Task requirements = Gather up every line that includes the string "参与完成本专业省".

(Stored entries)
***
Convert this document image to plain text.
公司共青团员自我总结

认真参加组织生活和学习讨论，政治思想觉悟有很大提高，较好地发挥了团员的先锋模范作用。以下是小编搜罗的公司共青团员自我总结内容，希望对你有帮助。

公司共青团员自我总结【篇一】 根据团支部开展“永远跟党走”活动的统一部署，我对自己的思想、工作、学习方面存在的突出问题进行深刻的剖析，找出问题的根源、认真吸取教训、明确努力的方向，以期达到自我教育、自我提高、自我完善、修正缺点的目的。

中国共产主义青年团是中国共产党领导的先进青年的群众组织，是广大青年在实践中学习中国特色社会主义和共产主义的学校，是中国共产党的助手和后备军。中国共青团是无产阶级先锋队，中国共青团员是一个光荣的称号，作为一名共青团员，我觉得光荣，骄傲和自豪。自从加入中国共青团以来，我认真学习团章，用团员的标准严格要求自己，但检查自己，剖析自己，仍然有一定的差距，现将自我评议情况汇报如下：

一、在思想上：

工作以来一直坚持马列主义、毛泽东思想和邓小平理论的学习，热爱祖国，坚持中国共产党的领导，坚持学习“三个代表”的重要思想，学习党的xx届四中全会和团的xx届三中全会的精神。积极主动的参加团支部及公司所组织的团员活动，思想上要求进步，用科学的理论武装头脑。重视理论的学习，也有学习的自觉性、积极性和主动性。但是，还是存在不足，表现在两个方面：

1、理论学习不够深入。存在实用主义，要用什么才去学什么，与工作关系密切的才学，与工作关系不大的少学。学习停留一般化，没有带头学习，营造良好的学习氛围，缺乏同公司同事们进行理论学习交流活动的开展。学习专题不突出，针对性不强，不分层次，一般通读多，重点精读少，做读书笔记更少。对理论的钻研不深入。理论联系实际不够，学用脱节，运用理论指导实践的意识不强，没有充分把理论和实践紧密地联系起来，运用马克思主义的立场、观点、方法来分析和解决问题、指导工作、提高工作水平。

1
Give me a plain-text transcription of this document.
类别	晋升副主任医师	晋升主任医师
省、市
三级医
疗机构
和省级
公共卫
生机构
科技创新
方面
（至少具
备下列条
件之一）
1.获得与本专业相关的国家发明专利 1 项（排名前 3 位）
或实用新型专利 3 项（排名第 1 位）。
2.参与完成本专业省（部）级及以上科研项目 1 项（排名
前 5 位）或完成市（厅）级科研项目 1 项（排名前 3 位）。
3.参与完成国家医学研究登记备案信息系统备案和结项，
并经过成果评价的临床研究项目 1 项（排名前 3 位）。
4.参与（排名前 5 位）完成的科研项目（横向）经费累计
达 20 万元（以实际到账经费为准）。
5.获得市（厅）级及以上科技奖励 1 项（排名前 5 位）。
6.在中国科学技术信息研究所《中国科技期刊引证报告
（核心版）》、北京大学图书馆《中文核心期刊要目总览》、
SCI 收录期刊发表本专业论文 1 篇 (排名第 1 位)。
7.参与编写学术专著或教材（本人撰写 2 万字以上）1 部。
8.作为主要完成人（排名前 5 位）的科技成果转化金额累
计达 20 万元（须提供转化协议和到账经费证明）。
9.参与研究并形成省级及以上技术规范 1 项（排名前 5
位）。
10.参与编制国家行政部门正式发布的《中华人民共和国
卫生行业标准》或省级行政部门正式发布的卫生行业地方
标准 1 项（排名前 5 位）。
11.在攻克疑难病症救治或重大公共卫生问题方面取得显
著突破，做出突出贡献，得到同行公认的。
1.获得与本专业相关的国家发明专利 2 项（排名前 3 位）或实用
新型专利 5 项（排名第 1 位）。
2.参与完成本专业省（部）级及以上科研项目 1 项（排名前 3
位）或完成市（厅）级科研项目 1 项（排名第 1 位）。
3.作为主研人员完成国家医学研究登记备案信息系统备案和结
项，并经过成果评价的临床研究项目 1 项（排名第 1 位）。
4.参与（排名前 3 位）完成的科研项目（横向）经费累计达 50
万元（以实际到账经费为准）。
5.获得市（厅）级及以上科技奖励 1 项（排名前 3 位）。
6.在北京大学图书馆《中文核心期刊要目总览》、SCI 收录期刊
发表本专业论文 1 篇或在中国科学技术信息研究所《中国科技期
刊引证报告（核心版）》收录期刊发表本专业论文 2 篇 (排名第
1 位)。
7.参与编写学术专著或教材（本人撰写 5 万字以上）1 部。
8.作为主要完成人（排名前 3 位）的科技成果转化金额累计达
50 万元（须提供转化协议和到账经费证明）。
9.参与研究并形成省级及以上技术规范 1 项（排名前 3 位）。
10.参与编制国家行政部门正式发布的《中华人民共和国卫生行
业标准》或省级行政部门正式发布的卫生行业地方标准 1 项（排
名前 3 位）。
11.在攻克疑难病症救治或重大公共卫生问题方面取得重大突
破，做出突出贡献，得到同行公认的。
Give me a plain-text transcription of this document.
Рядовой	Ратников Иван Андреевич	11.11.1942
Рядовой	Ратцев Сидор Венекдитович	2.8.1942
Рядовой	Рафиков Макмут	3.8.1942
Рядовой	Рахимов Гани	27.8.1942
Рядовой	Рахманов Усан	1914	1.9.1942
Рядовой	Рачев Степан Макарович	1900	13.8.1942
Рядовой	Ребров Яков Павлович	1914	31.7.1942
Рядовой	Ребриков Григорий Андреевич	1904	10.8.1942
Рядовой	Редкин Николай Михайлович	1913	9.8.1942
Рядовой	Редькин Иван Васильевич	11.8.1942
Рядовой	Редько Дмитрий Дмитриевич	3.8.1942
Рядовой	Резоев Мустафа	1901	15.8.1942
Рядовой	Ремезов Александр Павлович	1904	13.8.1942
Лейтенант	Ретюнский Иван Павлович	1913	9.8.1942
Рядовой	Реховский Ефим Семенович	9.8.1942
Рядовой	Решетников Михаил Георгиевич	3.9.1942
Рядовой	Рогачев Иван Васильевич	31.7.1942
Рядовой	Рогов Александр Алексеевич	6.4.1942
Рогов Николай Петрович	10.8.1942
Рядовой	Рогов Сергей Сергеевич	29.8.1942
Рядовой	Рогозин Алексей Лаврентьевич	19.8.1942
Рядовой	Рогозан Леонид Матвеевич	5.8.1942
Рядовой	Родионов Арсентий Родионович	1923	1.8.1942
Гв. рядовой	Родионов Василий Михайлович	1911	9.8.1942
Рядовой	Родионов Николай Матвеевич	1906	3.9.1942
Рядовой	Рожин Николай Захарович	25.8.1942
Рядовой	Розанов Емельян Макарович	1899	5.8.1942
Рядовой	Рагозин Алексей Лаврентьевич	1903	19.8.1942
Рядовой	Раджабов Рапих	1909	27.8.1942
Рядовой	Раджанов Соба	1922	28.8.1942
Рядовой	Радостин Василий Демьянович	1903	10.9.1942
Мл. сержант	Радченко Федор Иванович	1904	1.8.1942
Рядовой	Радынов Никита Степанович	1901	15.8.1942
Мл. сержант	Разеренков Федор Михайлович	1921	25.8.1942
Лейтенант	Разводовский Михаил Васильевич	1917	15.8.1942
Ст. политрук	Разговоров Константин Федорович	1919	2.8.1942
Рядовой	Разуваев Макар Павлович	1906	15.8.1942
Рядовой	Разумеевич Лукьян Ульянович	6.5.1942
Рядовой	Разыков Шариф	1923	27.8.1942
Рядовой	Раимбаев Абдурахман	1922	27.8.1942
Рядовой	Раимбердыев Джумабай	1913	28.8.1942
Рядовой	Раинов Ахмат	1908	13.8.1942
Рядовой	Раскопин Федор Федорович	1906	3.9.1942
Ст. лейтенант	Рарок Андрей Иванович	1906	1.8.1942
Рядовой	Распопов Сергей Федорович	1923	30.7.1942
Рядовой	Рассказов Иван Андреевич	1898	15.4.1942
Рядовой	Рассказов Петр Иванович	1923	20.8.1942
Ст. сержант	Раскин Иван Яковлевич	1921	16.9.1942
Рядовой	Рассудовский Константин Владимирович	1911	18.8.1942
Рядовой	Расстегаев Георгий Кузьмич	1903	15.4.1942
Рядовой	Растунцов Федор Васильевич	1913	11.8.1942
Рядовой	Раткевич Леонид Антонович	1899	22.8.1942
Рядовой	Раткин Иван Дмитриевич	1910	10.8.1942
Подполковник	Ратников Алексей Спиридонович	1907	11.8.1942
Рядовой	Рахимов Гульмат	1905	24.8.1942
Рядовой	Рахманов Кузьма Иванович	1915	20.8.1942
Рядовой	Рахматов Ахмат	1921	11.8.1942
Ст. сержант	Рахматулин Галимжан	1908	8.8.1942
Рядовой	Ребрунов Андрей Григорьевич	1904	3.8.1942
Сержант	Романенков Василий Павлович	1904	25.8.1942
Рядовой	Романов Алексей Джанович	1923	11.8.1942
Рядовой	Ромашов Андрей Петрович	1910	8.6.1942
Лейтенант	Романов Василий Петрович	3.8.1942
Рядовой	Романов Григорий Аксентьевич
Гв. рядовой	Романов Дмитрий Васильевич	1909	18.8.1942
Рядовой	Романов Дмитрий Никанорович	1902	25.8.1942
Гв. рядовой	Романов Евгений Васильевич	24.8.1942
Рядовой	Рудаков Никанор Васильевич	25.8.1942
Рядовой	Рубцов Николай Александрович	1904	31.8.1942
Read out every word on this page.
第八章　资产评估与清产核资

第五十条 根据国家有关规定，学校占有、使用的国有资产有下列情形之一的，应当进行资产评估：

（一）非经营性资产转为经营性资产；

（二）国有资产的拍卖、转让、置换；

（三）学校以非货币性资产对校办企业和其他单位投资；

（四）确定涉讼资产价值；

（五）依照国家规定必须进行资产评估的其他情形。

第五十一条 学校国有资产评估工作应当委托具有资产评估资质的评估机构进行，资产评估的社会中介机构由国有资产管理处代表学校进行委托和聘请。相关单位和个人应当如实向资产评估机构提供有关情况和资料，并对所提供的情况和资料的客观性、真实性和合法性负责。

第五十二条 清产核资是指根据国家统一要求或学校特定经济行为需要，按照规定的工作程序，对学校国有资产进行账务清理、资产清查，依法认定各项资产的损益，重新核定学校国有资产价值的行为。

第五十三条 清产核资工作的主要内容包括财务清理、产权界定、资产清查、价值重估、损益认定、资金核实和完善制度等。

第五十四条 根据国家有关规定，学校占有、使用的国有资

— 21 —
***
Response to this task =
2.参与完成本专业省（部）级及以上科研项目 1 项（排名
2.参与完成本专业省（部）级及以上科研项目 1 项（排名前 3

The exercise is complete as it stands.